- [DO THIS]:
Transcribe all of the records word for word, but omit the pictures.

Dataset records on visual material
>>>
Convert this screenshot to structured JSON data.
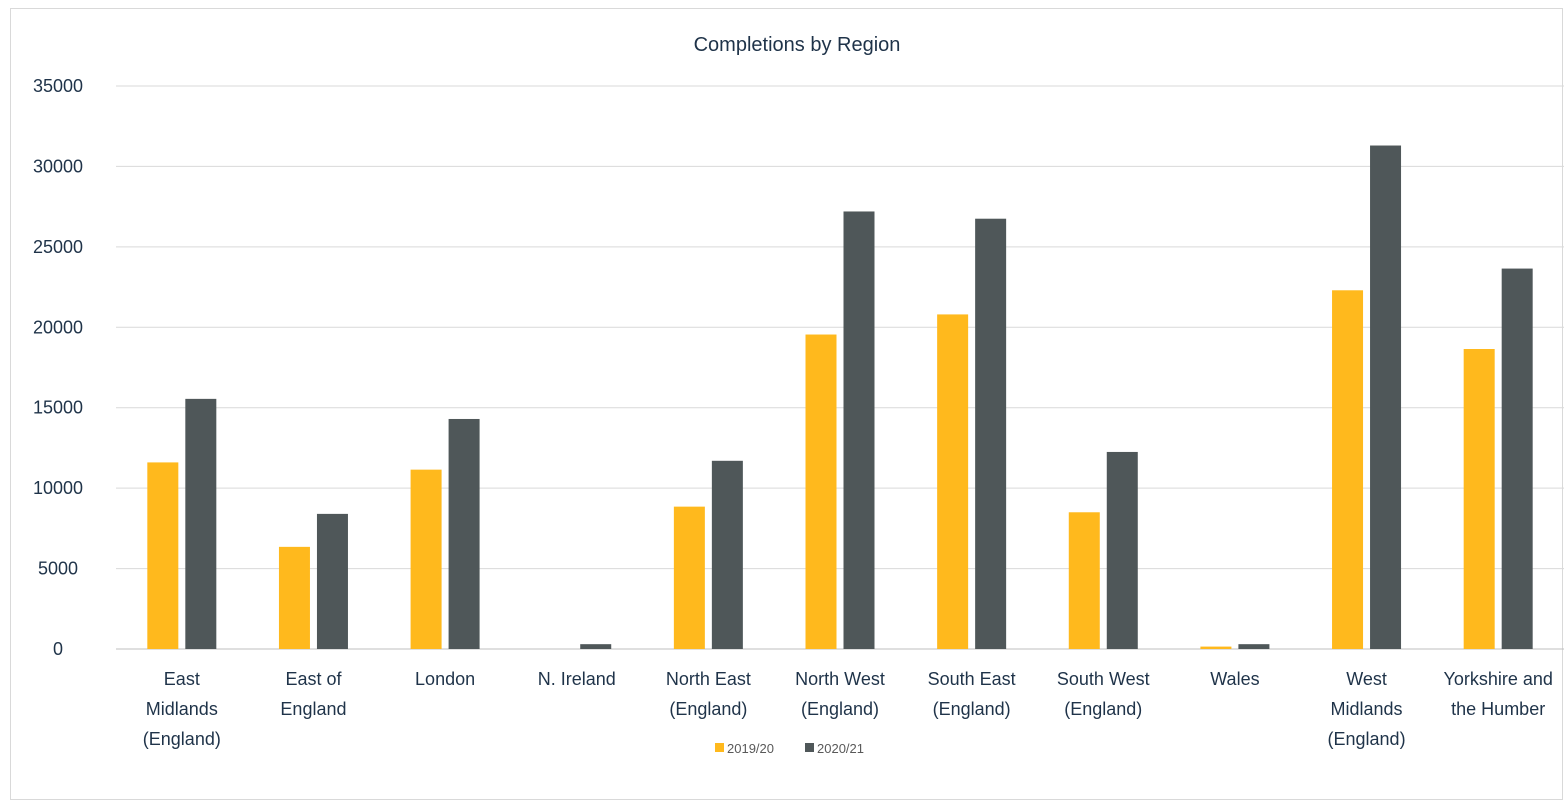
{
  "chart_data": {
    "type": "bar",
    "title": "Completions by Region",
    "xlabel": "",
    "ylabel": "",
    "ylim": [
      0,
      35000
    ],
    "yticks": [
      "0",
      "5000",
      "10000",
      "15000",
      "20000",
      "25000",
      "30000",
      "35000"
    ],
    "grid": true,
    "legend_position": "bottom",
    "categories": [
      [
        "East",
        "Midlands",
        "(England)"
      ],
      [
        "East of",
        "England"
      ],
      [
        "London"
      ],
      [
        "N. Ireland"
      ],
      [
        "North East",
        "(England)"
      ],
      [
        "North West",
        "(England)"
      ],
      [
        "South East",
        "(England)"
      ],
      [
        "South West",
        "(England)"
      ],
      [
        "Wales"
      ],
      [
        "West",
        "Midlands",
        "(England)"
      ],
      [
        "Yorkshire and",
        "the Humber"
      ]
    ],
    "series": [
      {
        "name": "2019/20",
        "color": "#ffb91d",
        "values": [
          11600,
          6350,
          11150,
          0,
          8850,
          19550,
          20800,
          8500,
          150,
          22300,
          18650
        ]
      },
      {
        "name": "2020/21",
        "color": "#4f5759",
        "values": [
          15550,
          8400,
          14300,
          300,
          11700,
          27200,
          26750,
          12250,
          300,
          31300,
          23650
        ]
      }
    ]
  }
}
<<<
- [SOLUTION BELOW]:
Convert this screenshot to structured JSON data.
{
  "chart_data": {
    "type": "bar",
    "title": "Completions by Region",
    "xlabel": "",
    "ylabel": "",
    "ylim": [
      0,
      35000
    ],
    "yticks": [
      "0",
      "5000",
      "10000",
      "15000",
      "20000",
      "25000",
      "30000",
      "35000"
    ],
    "grid": true,
    "legend_position": "bottom",
    "categories": [
      [
        "East",
        "Midlands",
        "(England)"
      ],
      [
        "East of",
        "England"
      ],
      [
        "London"
      ],
      [
        "N. Ireland"
      ],
      [
        "North East",
        "(England)"
      ],
      [
        "North West",
        "(England)"
      ],
      [
        "South East",
        "(England)"
      ],
      [
        "South West",
        "(England)"
      ],
      [
        "Wales"
      ],
      [
        "West",
        "Midlands",
        "(England)"
      ],
      [
        "Yorkshire and",
        "the Humber"
      ]
    ],
    "series": [
      {
        "name": "2019/20",
        "color": "#ffb91d",
        "values": [
          11600,
          6350,
          11150,
          0,
          8850,
          19550,
          20800,
          8500,
          150,
          22300,
          18650
        ]
      },
      {
        "name": "2020/21",
        "color": "#4f5759",
        "values": [
          15550,
          8400,
          14300,
          300,
          11700,
          27200,
          26750,
          12250,
          300,
          31300,
          23650
        ]
      }
    ]
  }
}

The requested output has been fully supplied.